◆ Task statement
Skip all pictures, then print the remaining material exactly.

++++++

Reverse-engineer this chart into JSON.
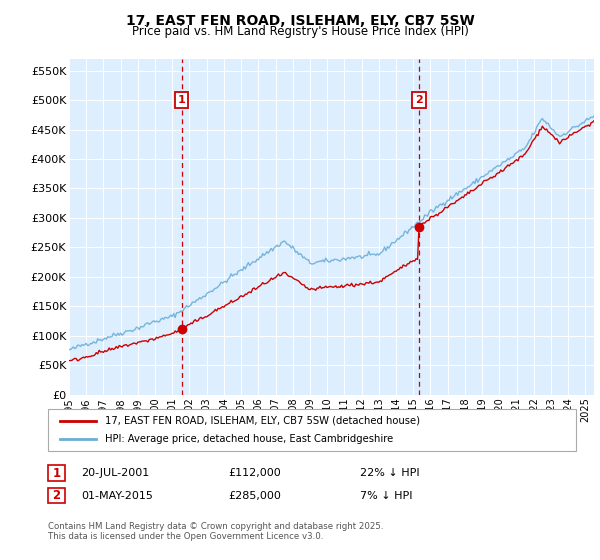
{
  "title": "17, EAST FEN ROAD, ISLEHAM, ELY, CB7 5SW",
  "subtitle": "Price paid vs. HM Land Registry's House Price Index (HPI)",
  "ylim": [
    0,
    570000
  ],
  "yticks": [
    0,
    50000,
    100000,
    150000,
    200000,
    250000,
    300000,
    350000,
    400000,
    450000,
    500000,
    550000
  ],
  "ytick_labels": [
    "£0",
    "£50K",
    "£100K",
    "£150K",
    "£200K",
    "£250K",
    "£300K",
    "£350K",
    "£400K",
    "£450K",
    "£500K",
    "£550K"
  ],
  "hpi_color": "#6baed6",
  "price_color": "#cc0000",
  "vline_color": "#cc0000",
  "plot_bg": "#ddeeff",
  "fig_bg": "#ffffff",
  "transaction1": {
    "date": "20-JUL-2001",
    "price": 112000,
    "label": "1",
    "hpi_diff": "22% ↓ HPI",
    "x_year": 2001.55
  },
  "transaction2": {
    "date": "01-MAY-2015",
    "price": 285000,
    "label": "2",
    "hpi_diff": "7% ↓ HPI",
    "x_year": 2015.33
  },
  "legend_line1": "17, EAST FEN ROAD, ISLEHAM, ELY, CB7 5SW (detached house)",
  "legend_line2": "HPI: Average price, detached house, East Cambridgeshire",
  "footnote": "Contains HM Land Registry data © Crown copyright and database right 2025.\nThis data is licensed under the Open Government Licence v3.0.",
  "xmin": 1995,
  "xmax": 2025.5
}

++++++

◆ Written reply
Reverse-engineer this chart into JSON.
{
  "title": "17, EAST FEN ROAD, ISLEHAM, ELY, CB7 5SW",
  "subtitle": "Price paid vs. HM Land Registry's House Price Index (HPI)",
  "ylim": [
    0,
    570000
  ],
  "yticks": [
    0,
    50000,
    100000,
    150000,
    200000,
    250000,
    300000,
    350000,
    400000,
    450000,
    500000,
    550000
  ],
  "ytick_labels": [
    "£0",
    "£50K",
    "£100K",
    "£150K",
    "£200K",
    "£250K",
    "£300K",
    "£350K",
    "£400K",
    "£450K",
    "£500K",
    "£550K"
  ],
  "hpi_color": "#6baed6",
  "price_color": "#cc0000",
  "vline_color": "#cc0000",
  "plot_bg": "#ddeeff",
  "fig_bg": "#ffffff",
  "transaction1": {
    "date": "20-JUL-2001",
    "price": 112000,
    "label": "1",
    "hpi_diff": "22% ↓ HPI",
    "x_year": 2001.55
  },
  "transaction2": {
    "date": "01-MAY-2015",
    "price": 285000,
    "label": "2",
    "hpi_diff": "7% ↓ HPI",
    "x_year": 2015.33
  },
  "legend_line1": "17, EAST FEN ROAD, ISLEHAM, ELY, CB7 5SW (detached house)",
  "legend_line2": "HPI: Average price, detached house, East Cambridgeshire",
  "footnote": "Contains HM Land Registry data © Crown copyright and database right 2025.\nThis data is licensed under the Open Government Licence v3.0.",
  "xmin": 1995,
  "xmax": 2025.5
}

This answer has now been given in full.